# [Dataset content]
↓
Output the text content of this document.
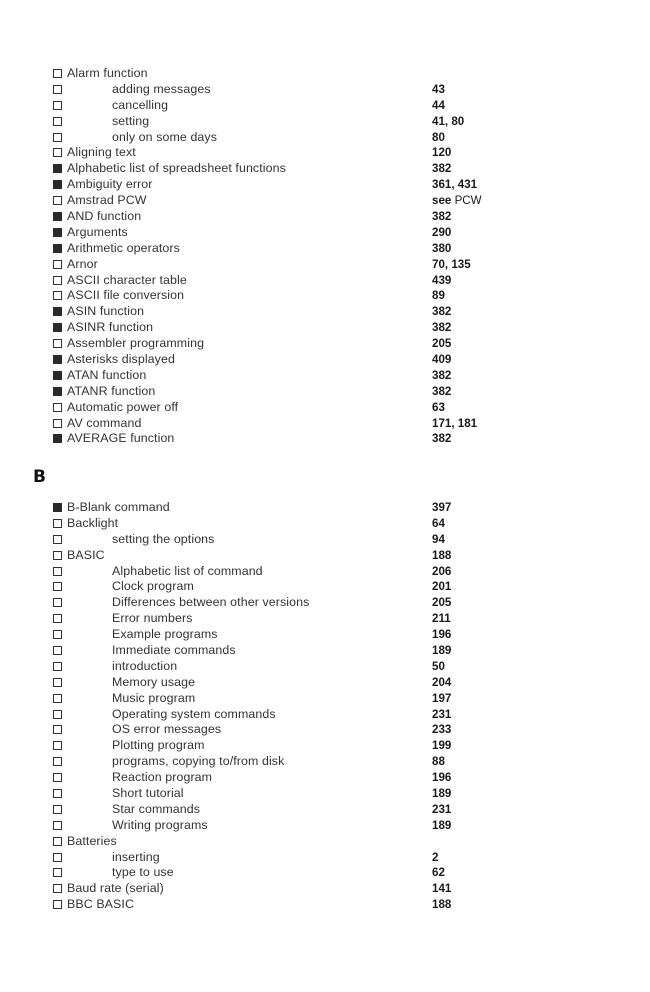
Alarm function
adding messages	43
cancelling	44
setting	41, 80
only on some days	80
Aligning text	120
Alphabetic list of spreadsheet functions	382
Ambiguity error	361, 431
Amstrad PCW	see PCW
AND function	382
Arguments	290
Arithmetic operators	380
Arnor	70, 135
ASCII character table	439
ASCII file conversion	89
ASIN function	382
ASINR function	382
Assembler programming	205
Asterisks displayed	409
ATAN function	382
ATANR function	382
Automatic power off	63
AV command	171, 181
AVERAGE function	382
B
B-Blank command	397
Backlight	64
setting the options	94
BASIC	188
Alphabetic list of command	206
Clock program	201
Differences between other versions	205
Error numbers	211
Example programs	196
Immediate commands	189
introduction	50
Memory usage	204
Music program	197
Operating system commands	231
OS error messages	233
Plotting program	199
programs, copying to/from disk	88
Reaction program	196
Short tutorial	189
Star commands	231
Writing programs	189
Batteries
inserting	2
type to use	62
Baud rate (serial)	141
BBC BASIC	188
↑
# [Task to complete]
Filter the listing for the word "messages" and copy every line that holds it.

# [Written answer]
adding messages	43
OS error messages	233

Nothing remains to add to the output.